| BRIEF |
Count the lines below that contain the string "window", with uppercase and lowercase letters treated as different. Reply with only that number.

| EXCERPTED DATA |
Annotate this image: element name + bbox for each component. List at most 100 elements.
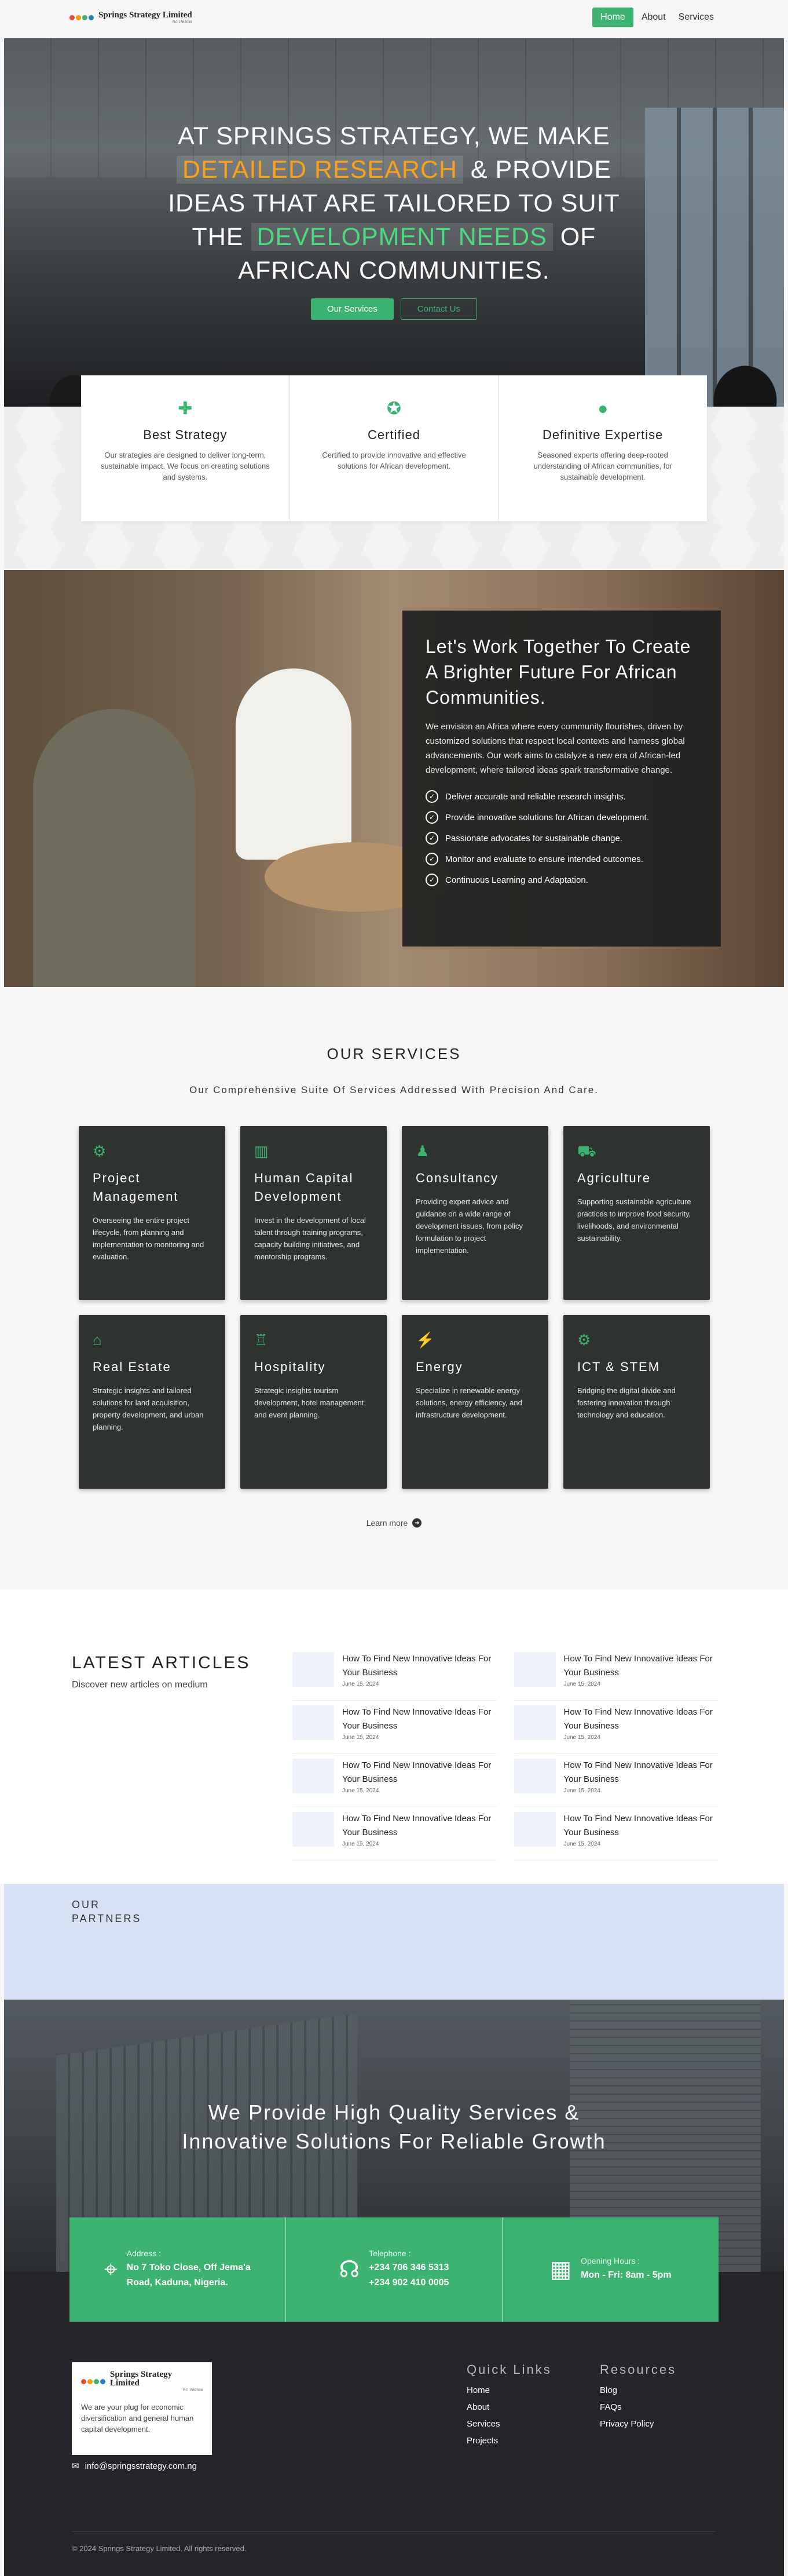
---
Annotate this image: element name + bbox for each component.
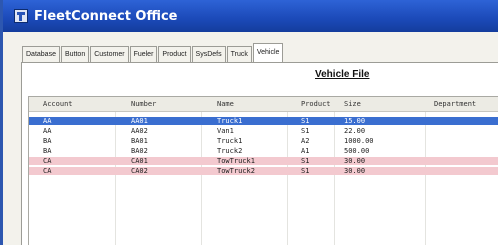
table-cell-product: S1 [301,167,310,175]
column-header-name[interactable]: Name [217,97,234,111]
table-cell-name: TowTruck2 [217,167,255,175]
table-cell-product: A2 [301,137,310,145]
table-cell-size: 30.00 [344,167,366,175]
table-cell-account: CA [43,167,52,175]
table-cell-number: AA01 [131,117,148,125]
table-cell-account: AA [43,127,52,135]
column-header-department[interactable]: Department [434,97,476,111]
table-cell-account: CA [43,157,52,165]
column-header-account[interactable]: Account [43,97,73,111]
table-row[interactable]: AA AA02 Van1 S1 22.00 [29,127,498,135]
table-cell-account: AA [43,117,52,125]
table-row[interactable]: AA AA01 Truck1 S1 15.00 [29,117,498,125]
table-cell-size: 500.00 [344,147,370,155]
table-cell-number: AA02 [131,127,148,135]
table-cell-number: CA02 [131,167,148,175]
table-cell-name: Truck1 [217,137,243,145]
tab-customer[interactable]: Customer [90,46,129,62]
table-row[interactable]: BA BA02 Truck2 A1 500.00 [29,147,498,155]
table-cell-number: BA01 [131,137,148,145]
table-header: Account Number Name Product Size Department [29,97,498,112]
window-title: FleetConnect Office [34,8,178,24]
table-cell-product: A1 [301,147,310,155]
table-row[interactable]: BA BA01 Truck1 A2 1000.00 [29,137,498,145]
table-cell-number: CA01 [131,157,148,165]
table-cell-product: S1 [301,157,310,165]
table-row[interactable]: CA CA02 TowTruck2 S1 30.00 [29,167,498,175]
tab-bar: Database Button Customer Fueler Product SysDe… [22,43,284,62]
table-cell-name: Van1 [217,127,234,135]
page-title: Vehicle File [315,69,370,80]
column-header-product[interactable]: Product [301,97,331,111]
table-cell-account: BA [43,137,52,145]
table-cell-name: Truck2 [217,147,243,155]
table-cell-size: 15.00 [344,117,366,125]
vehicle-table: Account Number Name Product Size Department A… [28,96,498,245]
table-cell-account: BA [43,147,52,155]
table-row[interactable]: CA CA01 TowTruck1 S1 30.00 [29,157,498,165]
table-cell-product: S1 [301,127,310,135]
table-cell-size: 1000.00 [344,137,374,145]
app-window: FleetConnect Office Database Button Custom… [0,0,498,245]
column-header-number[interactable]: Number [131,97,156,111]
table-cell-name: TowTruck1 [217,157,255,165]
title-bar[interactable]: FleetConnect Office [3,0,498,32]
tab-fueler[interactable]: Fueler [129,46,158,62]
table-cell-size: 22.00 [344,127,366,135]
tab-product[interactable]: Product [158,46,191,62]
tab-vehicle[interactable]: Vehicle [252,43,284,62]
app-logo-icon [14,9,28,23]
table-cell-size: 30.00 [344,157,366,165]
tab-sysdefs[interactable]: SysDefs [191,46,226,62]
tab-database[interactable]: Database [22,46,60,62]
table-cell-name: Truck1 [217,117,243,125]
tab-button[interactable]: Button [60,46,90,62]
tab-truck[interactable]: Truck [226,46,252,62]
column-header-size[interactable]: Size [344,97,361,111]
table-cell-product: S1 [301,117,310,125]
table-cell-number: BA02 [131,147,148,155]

| THE SOLUTION |
2